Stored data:
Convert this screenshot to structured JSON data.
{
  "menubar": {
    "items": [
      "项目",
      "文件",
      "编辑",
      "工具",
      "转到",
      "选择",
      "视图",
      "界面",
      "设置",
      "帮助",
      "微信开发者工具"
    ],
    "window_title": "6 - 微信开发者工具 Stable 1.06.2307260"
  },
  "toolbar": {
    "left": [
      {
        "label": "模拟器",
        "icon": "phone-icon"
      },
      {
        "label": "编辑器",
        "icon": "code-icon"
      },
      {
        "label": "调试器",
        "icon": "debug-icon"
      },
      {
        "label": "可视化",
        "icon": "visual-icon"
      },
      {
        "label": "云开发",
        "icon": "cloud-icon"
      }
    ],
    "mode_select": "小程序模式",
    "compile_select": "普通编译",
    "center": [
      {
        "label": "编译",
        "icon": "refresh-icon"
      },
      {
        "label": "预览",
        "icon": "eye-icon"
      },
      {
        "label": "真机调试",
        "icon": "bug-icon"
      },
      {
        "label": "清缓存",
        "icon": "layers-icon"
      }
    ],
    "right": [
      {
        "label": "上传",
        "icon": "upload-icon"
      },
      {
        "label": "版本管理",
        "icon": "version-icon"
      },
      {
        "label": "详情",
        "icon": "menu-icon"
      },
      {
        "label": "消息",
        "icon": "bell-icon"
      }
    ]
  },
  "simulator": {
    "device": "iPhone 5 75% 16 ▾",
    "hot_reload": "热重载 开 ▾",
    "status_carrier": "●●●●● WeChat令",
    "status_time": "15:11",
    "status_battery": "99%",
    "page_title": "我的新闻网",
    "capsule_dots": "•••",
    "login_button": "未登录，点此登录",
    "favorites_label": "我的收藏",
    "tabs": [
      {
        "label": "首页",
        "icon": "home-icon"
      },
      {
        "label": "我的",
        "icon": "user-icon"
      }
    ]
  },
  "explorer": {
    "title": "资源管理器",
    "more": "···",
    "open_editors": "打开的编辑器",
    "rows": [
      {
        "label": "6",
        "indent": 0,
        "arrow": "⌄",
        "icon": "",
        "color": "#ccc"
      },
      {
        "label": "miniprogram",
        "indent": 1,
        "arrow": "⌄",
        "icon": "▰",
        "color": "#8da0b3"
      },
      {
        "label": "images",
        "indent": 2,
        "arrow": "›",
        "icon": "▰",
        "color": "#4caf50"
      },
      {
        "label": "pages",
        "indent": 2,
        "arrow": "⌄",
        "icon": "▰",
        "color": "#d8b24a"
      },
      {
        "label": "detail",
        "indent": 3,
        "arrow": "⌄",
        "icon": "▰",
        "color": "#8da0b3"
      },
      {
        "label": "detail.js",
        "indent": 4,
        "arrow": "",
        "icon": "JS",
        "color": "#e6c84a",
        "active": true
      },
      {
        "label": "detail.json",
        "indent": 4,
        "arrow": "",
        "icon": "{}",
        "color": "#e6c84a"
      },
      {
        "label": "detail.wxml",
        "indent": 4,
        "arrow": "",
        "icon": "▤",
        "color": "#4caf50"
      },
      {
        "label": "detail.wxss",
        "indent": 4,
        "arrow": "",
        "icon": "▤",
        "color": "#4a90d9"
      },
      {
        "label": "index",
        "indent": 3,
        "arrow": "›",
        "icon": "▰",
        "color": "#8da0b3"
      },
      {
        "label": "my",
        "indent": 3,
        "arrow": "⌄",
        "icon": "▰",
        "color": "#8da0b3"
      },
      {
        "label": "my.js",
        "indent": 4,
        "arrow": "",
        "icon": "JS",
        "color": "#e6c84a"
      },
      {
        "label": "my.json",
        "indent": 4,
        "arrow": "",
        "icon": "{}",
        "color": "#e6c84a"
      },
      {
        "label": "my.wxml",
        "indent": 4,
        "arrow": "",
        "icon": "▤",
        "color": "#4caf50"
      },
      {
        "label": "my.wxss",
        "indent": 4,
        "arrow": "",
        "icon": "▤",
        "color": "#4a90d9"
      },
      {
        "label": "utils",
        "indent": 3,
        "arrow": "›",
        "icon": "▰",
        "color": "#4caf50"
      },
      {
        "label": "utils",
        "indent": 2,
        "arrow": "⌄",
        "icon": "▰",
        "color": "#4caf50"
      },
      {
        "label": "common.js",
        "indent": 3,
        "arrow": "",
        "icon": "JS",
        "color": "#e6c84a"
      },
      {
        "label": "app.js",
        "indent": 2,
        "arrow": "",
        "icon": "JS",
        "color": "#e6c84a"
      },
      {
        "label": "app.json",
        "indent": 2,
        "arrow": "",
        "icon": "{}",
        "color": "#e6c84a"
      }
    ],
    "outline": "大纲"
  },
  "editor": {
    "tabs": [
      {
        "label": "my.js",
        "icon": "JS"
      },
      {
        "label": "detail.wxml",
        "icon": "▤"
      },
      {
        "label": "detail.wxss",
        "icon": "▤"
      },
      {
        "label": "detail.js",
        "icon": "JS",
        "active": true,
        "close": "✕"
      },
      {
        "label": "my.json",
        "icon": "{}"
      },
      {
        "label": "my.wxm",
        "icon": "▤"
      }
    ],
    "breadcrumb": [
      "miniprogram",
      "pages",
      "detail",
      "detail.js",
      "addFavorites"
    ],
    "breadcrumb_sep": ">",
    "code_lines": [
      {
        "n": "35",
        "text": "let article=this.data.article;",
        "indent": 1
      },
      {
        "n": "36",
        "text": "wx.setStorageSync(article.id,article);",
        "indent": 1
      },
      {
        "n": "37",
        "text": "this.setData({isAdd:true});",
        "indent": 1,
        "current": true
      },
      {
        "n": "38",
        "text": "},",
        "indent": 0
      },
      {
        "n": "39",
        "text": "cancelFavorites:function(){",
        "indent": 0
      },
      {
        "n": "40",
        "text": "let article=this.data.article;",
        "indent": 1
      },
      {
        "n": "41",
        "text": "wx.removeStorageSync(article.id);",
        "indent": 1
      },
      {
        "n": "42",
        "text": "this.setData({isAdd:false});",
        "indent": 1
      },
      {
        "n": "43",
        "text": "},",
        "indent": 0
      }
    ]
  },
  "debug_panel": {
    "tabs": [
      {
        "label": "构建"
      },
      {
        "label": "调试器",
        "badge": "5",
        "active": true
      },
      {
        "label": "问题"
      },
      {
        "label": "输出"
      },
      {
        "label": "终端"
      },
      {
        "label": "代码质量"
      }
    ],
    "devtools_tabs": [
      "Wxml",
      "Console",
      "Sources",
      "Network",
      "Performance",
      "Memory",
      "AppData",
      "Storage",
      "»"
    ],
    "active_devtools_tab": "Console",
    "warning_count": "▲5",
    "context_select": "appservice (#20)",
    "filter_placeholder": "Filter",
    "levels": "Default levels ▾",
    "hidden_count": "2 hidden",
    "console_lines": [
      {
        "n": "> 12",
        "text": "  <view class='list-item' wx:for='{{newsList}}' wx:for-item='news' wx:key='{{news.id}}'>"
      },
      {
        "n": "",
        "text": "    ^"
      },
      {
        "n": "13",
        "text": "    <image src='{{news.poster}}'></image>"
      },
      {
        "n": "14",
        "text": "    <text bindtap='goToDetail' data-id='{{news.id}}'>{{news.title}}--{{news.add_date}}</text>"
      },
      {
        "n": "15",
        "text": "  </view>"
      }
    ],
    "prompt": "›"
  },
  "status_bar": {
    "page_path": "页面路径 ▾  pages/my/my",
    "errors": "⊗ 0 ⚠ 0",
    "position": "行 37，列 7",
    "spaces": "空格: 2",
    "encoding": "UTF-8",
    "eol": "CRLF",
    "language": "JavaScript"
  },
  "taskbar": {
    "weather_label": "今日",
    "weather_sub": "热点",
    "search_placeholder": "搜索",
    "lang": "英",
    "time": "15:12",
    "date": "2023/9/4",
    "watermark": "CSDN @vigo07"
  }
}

__Task requirements__
Restate the data above exactly, keeping each word as it stands.

__Written solution__
Convert this screenshot to structured JSON data.
{
  "menubar": {
    "items": [
      "项目",
      "文件",
      "编辑",
      "工具",
      "转到",
      "选择",
      "视图",
      "界面",
      "设置",
      "帮助",
      "微信开发者工具"
    ],
    "window_title": "6 - 微信开发者工具 Stable 1.06.2307260"
  },
  "toolbar": {
    "left": [
      {
        "label": "模拟器",
        "icon": "phone-icon"
      },
      {
        "label": "编辑器",
        "icon": "code-icon"
      },
      {
        "label": "调试器",
        "icon": "debug-icon"
      },
      {
        "label": "可视化",
        "icon": "visual-icon"
      },
      {
        "label": "云开发",
        "icon": "cloud-icon"
      }
    ],
    "mode_select": "小程序模式",
    "compile_select": "普通编译",
    "center": [
      {
        "label": "编译",
        "icon": "refresh-icon"
      },
      {
        "label": "预览",
        "icon": "eye-icon"
      },
      {
        "label": "真机调试",
        "icon": "bug-icon"
      },
      {
        "label": "清缓存",
        "icon": "layers-icon"
      }
    ],
    "right": [
      {
        "label": "上传",
        "icon": "upload-icon"
      },
      {
        "label": "版本管理",
        "icon": "version-icon"
      },
      {
        "label": "详情",
        "icon": "menu-icon"
      },
      {
        "label": "消息",
        "icon": "bell-icon"
      }
    ]
  },
  "simulator": {
    "device": "iPhone 5 75% 16 ▾",
    "hot_reload": "热重载 开 ▾",
    "status_carrier": "●●●●● WeChat令",
    "status_time": "15:11",
    "status_battery": "99%",
    "page_title": "我的新闻网",
    "capsule_dots": "•••",
    "login_button": "未登录，点此登录",
    "favorites_label": "我的收藏",
    "tabs": [
      {
        "label": "首页",
        "icon": "home-icon"
      },
      {
        "label": "我的",
        "icon": "user-icon"
      }
    ]
  },
  "explorer": {
    "title": "资源管理器",
    "more": "···",
    "open_editors": "打开的编辑器",
    "rows": [
      {
        "label": "6",
        "indent": 0,
        "arrow": "⌄",
        "icon": "",
        "color": "#ccc"
      },
      {
        "label": "miniprogram",
        "indent": 1,
        "arrow": "⌄",
        "icon": "▰",
        "color": "#8da0b3"
      },
      {
        "label": "images",
        "indent": 2,
        "arrow": "›",
        "icon": "▰",
        "color": "#4caf50"
      },
      {
        "label": "pages",
        "indent": 2,
        "arrow": "⌄",
        "icon": "▰",
        "color": "#d8b24a"
      },
      {
        "label": "detail",
        "indent": 3,
        "arrow": "⌄",
        "icon": "▰",
        "color": "#8da0b3"
      },
      {
        "label": "detail.js",
        "indent": 4,
        "arrow": "",
        "icon": "JS",
        "color": "#e6c84a",
        "active": true
      },
      {
        "label": "detail.json",
        "indent": 4,
        "arrow": "",
        "icon": "{}",
        "color": "#e6c84a"
      },
      {
        "label": "detail.wxml",
        "indent": 4,
        "arrow": "",
        "icon": "▤",
        "color": "#4caf50"
      },
      {
        "label": "detail.wxss",
        "indent": 4,
        "arrow": "",
        "icon": "▤",
        "color": "#4a90d9"
      },
      {
        "label": "index",
        "indent": 3,
        "arrow": "›",
        "icon": "▰",
        "color": "#8da0b3"
      },
      {
        "label": "my",
        "indent": 3,
        "arrow": "⌄",
        "icon": "▰",
        "color": "#8da0b3"
      },
      {
        "label": "my.js",
        "indent": 4,
        "arrow": "",
        "icon": "JS",
        "color": "#e6c84a"
      },
      {
        "label": "my.json",
        "indent": 4,
        "arrow": "",
        "icon": "{}",
        "color": "#e6c84a"
      },
      {
        "label": "my.wxml",
        "indent": 4,
        "arrow": "",
        "icon": "▤",
        "color": "#4caf50"
      },
      {
        "label": "my.wxss",
        "indent": 4,
        "arrow": "",
        "icon": "▤",
        "color": "#4a90d9"
      },
      {
        "label": "utils",
        "indent": 3,
        "arrow": "›",
        "icon": "▰",
        "color": "#4caf50"
      },
      {
        "label": "utils",
        "indent": 2,
        "arrow": "⌄",
        "icon": "▰",
        "color": "#4caf50"
      },
      {
        "label": "common.js",
        "indent": 3,
        "arrow": "",
        "icon": "JS",
        "color": "#e6c84a"
      },
      {
        "label": "app.js",
        "indent": 2,
        "arrow": "",
        "icon": "JS",
        "color": "#e6c84a"
      },
      {
        "label": "app.json",
        "indent": 2,
        "arrow": "",
        "icon": "{}",
        "color": "#e6c84a"
      }
    ],
    "outline": "大纲"
  },
  "editor": {
    "tabs": [
      {
        "label": "my.js",
        "icon": "JS"
      },
      {
        "label": "detail.wxml",
        "icon": "▤"
      },
      {
        "label": "detail.wxss",
        "icon": "▤"
      },
      {
        "label": "detail.js",
        "icon": "JS",
        "active": true,
        "close": "✕"
      },
      {
        "label": "my.json",
        "icon": "{}"
      },
      {
        "label": "my.wxm",
        "icon": "▤"
      }
    ],
    "breadcrumb": [
      "miniprogram",
      "pages",
      "detail",
      "detail.js",
      "addFavorites"
    ],
    "breadcrumb_sep": ">",
    "code_lines": [
      {
        "n": "35",
        "text": "let article=this.data.article;",
        "indent": 1
      },
      {
        "n": "36",
        "text": "wx.setStorageSync(article.id,article);",
        "indent": 1
      },
      {
        "n": "37",
        "text": "this.setData({isAdd:true});",
        "indent": 1,
        "current": true
      },
      {
        "n": "38",
        "text": "},",
        "indent": 0
      },
      {
        "n": "39",
        "text": "cancelFavorites:function(){",
        "indent": 0
      },
      {
        "n": "40",
        "text": "let article=this.data.article;",
        "indent": 1
      },
      {
        "n": "41",
        "text": "wx.removeStorageSync(article.id);",
        "indent": 1
      },
      {
        "n": "42",
        "text": "this.setData({isAdd:false});",
        "indent": 1
      },
      {
        "n": "43",
        "text": "},",
        "indent": 0
      }
    ]
  },
  "debug_panel": {
    "tabs": [
      {
        "label": "构建"
      },
      {
        "label": "调试器",
        "badge": "5",
        "active": true
      },
      {
        "label": "问题"
      },
      {
        "label": "输出"
      },
      {
        "label": "终端"
      },
      {
        "label": "代码质量"
      }
    ],
    "devtools_tabs": [
      "Wxml",
      "Console",
      "Sources",
      "Network",
      "Performance",
      "Memory",
      "AppData",
      "Storage",
      "»"
    ],
    "active_devtools_tab": "Console",
    "warning_count": "▲5",
    "context_select": "appservice (#20)",
    "filter_placeholder": "Filter",
    "levels": "Default levels ▾",
    "hidden_count": "2 hidden",
    "console_lines": [
      {
        "n": "> 12",
        "text": "  <view class='list-item' wx:for='{{newsList}}' wx:for-item='news' wx:key='{{news.id}}'>"
      },
      {
        "n": "",
        "text": "    ^"
      },
      {
        "n": "13",
        "text": "    <image src='{{news.poster}}'></image>"
      },
      {
        "n": "14",
        "text": "    <text bindtap='goToDetail' data-id='{{news.id}}'>{{news.title}}--{{news.add_date}}</text>"
      },
      {
        "n": "15",
        "text": "  </view>"
      }
    ],
    "prompt": "›"
  },
  "status_bar": {
    "page_path": "页面路径 ▾  pages/my/my",
    "errors": "⊗ 0 ⚠ 0",
    "position": "行 37，列 7",
    "spaces": "空格: 2",
    "encoding": "UTF-8",
    "eol": "CRLF",
    "language": "JavaScript"
  },
  "taskbar": {
    "weather_label": "今日",
    "weather_sub": "热点",
    "search_placeholder": "搜索",
    "lang": "英",
    "time": "15:12",
    "date": "2023/9/4",
    "watermark": "CSDN @vigo07"
  }
}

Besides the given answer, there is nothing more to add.